### WHAT THE TASK REQUIRES
The data must be returned in full and exactly as given.

--- ENTRIES SHOWN ---

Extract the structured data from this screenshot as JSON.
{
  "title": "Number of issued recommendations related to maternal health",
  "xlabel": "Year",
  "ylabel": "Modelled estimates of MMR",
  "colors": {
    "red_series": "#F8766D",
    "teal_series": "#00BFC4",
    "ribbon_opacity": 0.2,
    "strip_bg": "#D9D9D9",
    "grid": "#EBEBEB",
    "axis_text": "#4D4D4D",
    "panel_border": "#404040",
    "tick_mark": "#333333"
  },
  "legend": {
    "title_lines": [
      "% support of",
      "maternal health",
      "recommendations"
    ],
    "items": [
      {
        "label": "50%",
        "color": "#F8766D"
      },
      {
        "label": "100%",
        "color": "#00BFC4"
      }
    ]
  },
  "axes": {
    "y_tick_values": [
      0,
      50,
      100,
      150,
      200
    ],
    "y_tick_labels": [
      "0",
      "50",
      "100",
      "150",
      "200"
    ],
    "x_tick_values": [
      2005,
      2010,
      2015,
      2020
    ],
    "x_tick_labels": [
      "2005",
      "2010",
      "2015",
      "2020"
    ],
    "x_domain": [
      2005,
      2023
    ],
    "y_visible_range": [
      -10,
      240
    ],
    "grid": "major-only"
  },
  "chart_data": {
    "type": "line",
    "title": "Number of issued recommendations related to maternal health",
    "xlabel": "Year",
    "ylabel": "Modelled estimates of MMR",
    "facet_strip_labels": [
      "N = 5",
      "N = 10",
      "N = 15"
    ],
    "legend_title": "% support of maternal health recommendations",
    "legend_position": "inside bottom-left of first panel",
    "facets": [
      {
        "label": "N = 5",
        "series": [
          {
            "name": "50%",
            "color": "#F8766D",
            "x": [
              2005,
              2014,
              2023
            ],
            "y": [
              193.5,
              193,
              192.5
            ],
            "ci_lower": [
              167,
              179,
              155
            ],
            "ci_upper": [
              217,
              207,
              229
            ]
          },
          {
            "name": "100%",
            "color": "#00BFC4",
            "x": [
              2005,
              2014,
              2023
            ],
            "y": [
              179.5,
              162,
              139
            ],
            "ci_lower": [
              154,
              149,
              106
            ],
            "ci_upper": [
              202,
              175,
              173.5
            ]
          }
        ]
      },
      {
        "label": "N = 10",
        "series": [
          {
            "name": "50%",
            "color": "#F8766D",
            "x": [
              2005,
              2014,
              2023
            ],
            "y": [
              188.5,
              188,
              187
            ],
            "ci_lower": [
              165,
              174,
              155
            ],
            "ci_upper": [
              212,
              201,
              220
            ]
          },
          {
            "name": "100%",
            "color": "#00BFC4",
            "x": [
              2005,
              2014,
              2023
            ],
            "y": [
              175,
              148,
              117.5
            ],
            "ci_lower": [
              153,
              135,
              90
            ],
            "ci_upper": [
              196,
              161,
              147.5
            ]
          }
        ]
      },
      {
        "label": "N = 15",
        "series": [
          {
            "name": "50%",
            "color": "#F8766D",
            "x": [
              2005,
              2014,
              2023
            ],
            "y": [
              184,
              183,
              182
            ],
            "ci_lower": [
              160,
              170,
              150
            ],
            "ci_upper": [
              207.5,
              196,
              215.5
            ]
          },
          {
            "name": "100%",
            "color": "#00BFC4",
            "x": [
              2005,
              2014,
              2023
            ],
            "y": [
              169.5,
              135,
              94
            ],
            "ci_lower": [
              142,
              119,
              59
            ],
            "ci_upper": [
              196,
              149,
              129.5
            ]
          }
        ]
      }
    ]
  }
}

---

### RESPONSE BELOW
Extract the structured data from this screenshot as JSON.
{
  "title": "Number of issued recommendations related to maternal health",
  "xlabel": "Year",
  "ylabel": "Modelled estimates of MMR",
  "colors": {
    "red_series": "#F8766D",
    "teal_series": "#00BFC4",
    "ribbon_opacity": 0.2,
    "strip_bg": "#D9D9D9",
    "grid": "#EBEBEB",
    "axis_text": "#4D4D4D",
    "panel_border": "#404040",
    "tick_mark": "#333333"
  },
  "legend": {
    "title_lines": [
      "% support of",
      "maternal health",
      "recommendations"
    ],
    "items": [
      {
        "label": "50%",
        "color": "#F8766D"
      },
      {
        "label": "100%",
        "color": "#00BFC4"
      }
    ]
  },
  "axes": {
    "y_tick_values": [
      0,
      50,
      100,
      150,
      200
    ],
    "y_tick_labels": [
      "0",
      "50",
      "100",
      "150",
      "200"
    ],
    "x_tick_values": [
      2005,
      2010,
      2015,
      2020
    ],
    "x_tick_labels": [
      "2005",
      "2010",
      "2015",
      "2020"
    ],
    "x_domain": [
      2005,
      2023
    ],
    "y_visible_range": [
      -10,
      240
    ],
    "grid": "major-only"
  },
  "chart_data": {
    "type": "line",
    "title": "Number of issued recommendations related to maternal health",
    "xlabel": "Year",
    "ylabel": "Modelled estimates of MMR",
    "facet_strip_labels": [
      "N = 5",
      "N = 10",
      "N = 15"
    ],
    "legend_title": "% support of maternal health recommendations",
    "legend_position": "inside bottom-left of first panel",
    "facets": [
      {
        "label": "N = 5",
        "series": [
          {
            "name": "50%",
            "color": "#F8766D",
            "x": [
              2005,
              2014,
              2023
            ],
            "y": [
              193.5,
              193,
              192.5
            ],
            "ci_lower": [
              167,
              179,
              155
            ],
            "ci_upper": [
              217,
              207,
              229
            ]
          },
          {
            "name": "100%",
            "color": "#00BFC4",
            "x": [
              2005,
              2014,
              2023
            ],
            "y": [
              179.5,
              162,
              139
            ],
            "ci_lower": [
              154,
              149,
              106
            ],
            "ci_upper": [
              202,
              175,
              173.5
            ]
          }
        ]
      },
      {
        "label": "N = 10",
        "series": [
          {
            "name": "50%",
            "color": "#F8766D",
            "x": [
              2005,
              2014,
              2023
            ],
            "y": [
              188.5,
              188,
              187
            ],
            "ci_lower": [
              165,
              174,
              155
            ],
            "ci_upper": [
              212,
              201,
              220
            ]
          },
          {
            "name": "100%",
            "color": "#00BFC4",
            "x": [
              2005,
              2014,
              2023
            ],
            "y": [
              175,
              148,
              117.5
            ],
            "ci_lower": [
              153,
              135,
              90
            ],
            "ci_upper": [
              196,
              161,
              147.5
            ]
          }
        ]
      },
      {
        "label": "N = 15",
        "series": [
          {
            "name": "50%",
            "color": "#F8766D",
            "x": [
              2005,
              2014,
              2023
            ],
            "y": [
              184,
              183,
              182
            ],
            "ci_lower": [
              160,
              170,
              150
            ],
            "ci_upper": [
              207.5,
              196,
              215.5
            ]
          },
          {
            "name": "100%",
            "color": "#00BFC4",
            "x": [
              2005,
              2014,
              2023
            ],
            "y": [
              169.5,
              135,
              94
            ],
            "ci_lower": [
              142,
              119,
              59
            ],
            "ci_upper": [
              196,
              149,
              129.5
            ]
          }
        ]
      }
    ]
  }
}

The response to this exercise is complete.